— begin —

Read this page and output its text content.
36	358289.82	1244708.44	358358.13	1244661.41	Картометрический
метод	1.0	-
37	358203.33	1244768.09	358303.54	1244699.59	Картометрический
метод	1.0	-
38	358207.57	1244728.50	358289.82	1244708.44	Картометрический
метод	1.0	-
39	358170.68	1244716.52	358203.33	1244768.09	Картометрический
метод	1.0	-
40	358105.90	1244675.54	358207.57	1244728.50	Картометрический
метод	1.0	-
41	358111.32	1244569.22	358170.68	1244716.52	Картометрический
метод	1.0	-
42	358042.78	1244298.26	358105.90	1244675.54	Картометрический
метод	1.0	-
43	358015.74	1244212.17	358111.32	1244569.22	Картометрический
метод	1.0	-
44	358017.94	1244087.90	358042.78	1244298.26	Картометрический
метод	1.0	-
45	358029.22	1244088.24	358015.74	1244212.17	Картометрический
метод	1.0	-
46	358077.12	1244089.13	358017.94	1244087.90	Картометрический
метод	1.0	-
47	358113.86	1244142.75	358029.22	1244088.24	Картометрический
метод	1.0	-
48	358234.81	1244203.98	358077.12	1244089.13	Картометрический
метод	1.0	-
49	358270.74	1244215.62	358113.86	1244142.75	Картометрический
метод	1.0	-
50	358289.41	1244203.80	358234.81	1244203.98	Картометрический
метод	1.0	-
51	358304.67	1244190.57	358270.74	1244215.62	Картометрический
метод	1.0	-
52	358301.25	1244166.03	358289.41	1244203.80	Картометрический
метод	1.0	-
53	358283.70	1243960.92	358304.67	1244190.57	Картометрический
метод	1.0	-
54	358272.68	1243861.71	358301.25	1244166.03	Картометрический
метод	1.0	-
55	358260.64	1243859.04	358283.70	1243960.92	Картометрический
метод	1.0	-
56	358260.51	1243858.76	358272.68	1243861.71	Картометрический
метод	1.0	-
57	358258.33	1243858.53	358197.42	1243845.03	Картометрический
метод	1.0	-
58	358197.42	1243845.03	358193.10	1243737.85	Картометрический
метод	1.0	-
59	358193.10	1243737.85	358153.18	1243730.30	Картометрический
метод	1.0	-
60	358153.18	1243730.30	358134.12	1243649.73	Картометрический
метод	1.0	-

— end —

> Objective
Write out all the lines again, exactly as they are.

> The reply
Read this page and output its text content.
36	358289.82	1244708.44	358358.13	1244661.41	Картометрический
метод	1.0	-
37	358203.33	1244768.09	358303.54	1244699.59	Картометрический
метод	1.0	-
38	358207.57	1244728.50	358289.82	1244708.44	Картометрический
метод	1.0	-
39	358170.68	1244716.52	358203.33	1244768.09	Картометрический
метод	1.0	-
40	358105.90	1244675.54	358207.57	1244728.50	Картометрический
метод	1.0	-
41	358111.32	1244569.22	358170.68	1244716.52	Картометрический
метод	1.0	-
42	358042.78	1244298.26	358105.90	1244675.54	Картометрический
метод	1.0	-
43	358015.74	1244212.17	358111.32	1244569.22	Картометрический
метод	1.0	-
44	358017.94	1244087.90	358042.78	1244298.26	Картометрический
метод	1.0	-
45	358029.22	1244088.24	358015.74	1244212.17	Картометрический
метод	1.0	-
46	358077.12	1244089.13	358017.94	1244087.90	Картометрический
метод	1.0	-
47	358113.86	1244142.75	358029.22	1244088.24	Картометрический
метод	1.0	-
48	358234.81	1244203.98	358077.12	1244089.13	Картометрический
метод	1.0	-
49	358270.74	1244215.62	358113.86	1244142.75	Картометрический
метод	1.0	-
50	358289.41	1244203.80	358234.81	1244203.98	Картометрический
метод	1.0	-
51	358304.67	1244190.57	358270.74	1244215.62	Картометрический
метод	1.0	-
52	358301.25	1244166.03	358289.41	1244203.80	Картометрический
метод	1.0	-
53	358283.70	1243960.92	358304.67	1244190.57	Картометрический
метод	1.0	-
54	358272.68	1243861.71	358301.25	1244166.03	Картометрический
метод	1.0	-
55	358260.64	1243859.04	358283.70	1243960.92	Картометрический
метод	1.0	-
56	358260.51	1243858.76	358272.68	1243861.71	Картометрический
метод	1.0	-
57	358258.33	1243858.53	358197.42	1243845.03	Картометрический
метод	1.0	-
58	358197.42	1243845.03	358193.10	1243737.85	Картометрический
метод	1.0	-
59	358193.10	1243737.85	358153.18	1243730.30	Картометрический
метод	1.0	-
60	358153.18	1243730.30	358134.12	1243649.73	Картометрический
метод	1.0	-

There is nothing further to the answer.